▶ **EXERCISE TASK**:
Each entry below is to be printed verbatim.
──────── RECORDS TO PROCESS
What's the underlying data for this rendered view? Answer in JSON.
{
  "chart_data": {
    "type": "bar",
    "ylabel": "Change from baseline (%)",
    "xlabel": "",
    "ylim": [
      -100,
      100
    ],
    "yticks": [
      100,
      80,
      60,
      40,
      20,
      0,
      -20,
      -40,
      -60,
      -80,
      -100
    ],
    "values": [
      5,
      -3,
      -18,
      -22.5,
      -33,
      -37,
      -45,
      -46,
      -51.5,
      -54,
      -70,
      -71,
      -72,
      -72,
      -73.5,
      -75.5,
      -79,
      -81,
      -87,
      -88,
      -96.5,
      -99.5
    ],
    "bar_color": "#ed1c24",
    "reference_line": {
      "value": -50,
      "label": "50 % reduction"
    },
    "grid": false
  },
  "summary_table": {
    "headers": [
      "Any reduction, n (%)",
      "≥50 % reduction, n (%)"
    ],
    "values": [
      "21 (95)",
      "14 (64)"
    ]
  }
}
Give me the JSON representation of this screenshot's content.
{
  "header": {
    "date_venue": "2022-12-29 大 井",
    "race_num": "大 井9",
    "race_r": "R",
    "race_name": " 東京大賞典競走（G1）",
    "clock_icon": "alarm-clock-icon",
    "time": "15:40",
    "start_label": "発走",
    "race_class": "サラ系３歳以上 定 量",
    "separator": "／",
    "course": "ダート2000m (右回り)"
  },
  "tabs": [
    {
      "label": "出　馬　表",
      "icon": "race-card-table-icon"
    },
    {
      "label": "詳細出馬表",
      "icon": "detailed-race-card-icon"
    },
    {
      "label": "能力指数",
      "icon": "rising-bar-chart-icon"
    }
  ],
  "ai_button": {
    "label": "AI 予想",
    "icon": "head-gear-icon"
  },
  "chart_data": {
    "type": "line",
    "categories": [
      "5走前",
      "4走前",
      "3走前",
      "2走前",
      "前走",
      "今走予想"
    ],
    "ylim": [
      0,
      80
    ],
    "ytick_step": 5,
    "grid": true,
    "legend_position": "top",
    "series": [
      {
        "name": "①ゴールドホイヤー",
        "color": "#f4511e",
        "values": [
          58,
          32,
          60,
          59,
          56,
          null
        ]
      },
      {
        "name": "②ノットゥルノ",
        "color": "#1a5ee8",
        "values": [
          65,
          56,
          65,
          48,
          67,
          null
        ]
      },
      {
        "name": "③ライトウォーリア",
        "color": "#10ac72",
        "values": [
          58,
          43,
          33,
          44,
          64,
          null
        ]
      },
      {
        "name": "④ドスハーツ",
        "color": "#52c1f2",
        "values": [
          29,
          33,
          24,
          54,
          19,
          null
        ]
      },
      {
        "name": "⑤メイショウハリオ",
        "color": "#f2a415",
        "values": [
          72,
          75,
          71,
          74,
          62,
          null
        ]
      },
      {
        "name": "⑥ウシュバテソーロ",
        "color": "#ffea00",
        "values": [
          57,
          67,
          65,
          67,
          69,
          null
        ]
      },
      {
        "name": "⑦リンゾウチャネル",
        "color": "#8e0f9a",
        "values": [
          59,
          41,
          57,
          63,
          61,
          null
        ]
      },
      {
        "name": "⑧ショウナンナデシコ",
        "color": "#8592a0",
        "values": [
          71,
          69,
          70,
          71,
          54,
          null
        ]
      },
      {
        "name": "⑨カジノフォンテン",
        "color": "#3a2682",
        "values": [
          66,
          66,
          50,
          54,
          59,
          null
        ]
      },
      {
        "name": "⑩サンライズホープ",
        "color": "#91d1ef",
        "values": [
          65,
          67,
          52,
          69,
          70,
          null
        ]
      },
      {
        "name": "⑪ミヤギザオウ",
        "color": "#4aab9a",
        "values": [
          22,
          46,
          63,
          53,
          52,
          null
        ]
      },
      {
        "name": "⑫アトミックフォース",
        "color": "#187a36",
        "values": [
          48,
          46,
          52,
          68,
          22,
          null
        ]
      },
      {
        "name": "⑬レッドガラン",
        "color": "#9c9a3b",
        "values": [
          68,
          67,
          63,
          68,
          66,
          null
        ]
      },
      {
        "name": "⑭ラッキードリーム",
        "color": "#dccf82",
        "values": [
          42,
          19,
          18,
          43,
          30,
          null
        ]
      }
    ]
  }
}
────────────────
▶ **WRITTEN REPLY**:
What's the underlying data for this rendered view? Answer in JSON.
{
  "chart_data": {
    "type": "bar",
    "ylabel": "Change from baseline (%)",
    "xlabel": "",
    "ylim": [
      -100,
      100
    ],
    "yticks": [
      100,
      80,
      60,
      40,
      20,
      0,
      -20,
      -40,
      -60,
      -80,
      -100
    ],
    "values": [
      5,
      -3,
      -18,
      -22.5,
      -33,
      -37,
      -45,
      -46,
      -51.5,
      -54,
      -70,
      -71,
      -72,
      -72,
      -73.5,
      -75.5,
      -79,
      -81,
      -87,
      -88,
      -96.5,
      -99.5
    ],
    "bar_color": "#ed1c24",
    "reference_line": {
      "value": -50,
      "label": "50 % reduction"
    },
    "grid": false
  },
  "summary_table": {
    "headers": [
      "Any reduction, n (%)",
      "≥50 % reduction, n (%)"
    ],
    "values": [
      "21 (95)",
      "14 (64)"
    ]
  }
}
Give me the JSON representation of this screenshot's content.
{
  "header": {
    "date_venue": "2022-12-29 大 井",
    "race_num": "大 井9",
    "race_r": "R",
    "race_name": " 東京大賞典競走（G1）",
    "clock_icon": "alarm-clock-icon",
    "time": "15:40",
    "start_label": "発走",
    "race_class": "サラ系３歳以上 定 量",
    "separator": "／",
    "course": "ダート2000m (右回り)"
  },
  "tabs": [
    {
      "label": "出　馬　表",
      "icon": "race-card-table-icon"
    },
    {
      "label": "詳細出馬表",
      "icon": "detailed-race-card-icon"
    },
    {
      "label": "能力指数",
      "icon": "rising-bar-chart-icon"
    }
  ],
  "ai_button": {
    "label": "AI 予想",
    "icon": "head-gear-icon"
  },
  "chart_data": {
    "type": "line",
    "categories": [
      "5走前",
      "4走前",
      "3走前",
      "2走前",
      "前走",
      "今走予想"
    ],
    "ylim": [
      0,
      80
    ],
    "ytick_step": 5,
    "grid": true,
    "legend_position": "top",
    "series": [
      {
        "name": "①ゴールドホイヤー",
        "color": "#f4511e",
        "values": [
          58,
          32,
          60,
          59,
          56,
          null
        ]
      },
      {
        "name": "②ノットゥルノ",
        "color": "#1a5ee8",
        "values": [
          65,
          56,
          65,
          48,
          67,
          null
        ]
      },
      {
        "name": "③ライトウォーリア",
        "color": "#10ac72",
        "values": [
          58,
          43,
          33,
          44,
          64,
          null
        ]
      },
      {
        "name": "④ドスハーツ",
        "color": "#52c1f2",
        "values": [
          29,
          33,
          24,
          54,
          19,
          null
        ]
      },
      {
        "name": "⑤メイショウハリオ",
        "color": "#f2a415",
        "values": [
          72,
          75,
          71,
          74,
          62,
          null
        ]
      },
      {
        "name": "⑥ウシュバテソーロ",
        "color": "#ffea00",
        "values": [
          57,
          67,
          65,
          67,
          69,
          null
        ]
      },
      {
        "name": "⑦リンゾウチャネル",
        "color": "#8e0f9a",
        "values": [
          59,
          41,
          57,
          63,
          61,
          null
        ]
      },
      {
        "name": "⑧ショウナンナデシコ",
        "color": "#8592a0",
        "values": [
          71,
          69,
          70,
          71,
          54,
          null
        ]
      },
      {
        "name": "⑨カジノフォンテン",
        "color": "#3a2682",
        "values": [
          66,
          66,
          50,
          54,
          59,
          null
        ]
      },
      {
        "name": "⑩サンライズホープ",
        "color": "#91d1ef",
        "values": [
          65,
          67,
          52,
          69,
          70,
          null
        ]
      },
      {
        "name": "⑪ミヤギザオウ",
        "color": "#4aab9a",
        "values": [
          22,
          46,
          63,
          53,
          52,
          null
        ]
      },
      {
        "name": "⑫アトミックフォース",
        "color": "#187a36",
        "values": [
          48,
          46,
          52,
          68,
          22,
          null
        ]
      },
      {
        "name": "⑬レッドガラン",
        "color": "#9c9a3b",
        "values": [
          68,
          67,
          63,
          68,
          66,
          null
        ]
      },
      {
        "name": "⑭ラッキードリーム",
        "color": "#dccf82",
        "values": [
          42,
          19,
          18,
          43,
          30,
          null
        ]
      }
    ]
  }
}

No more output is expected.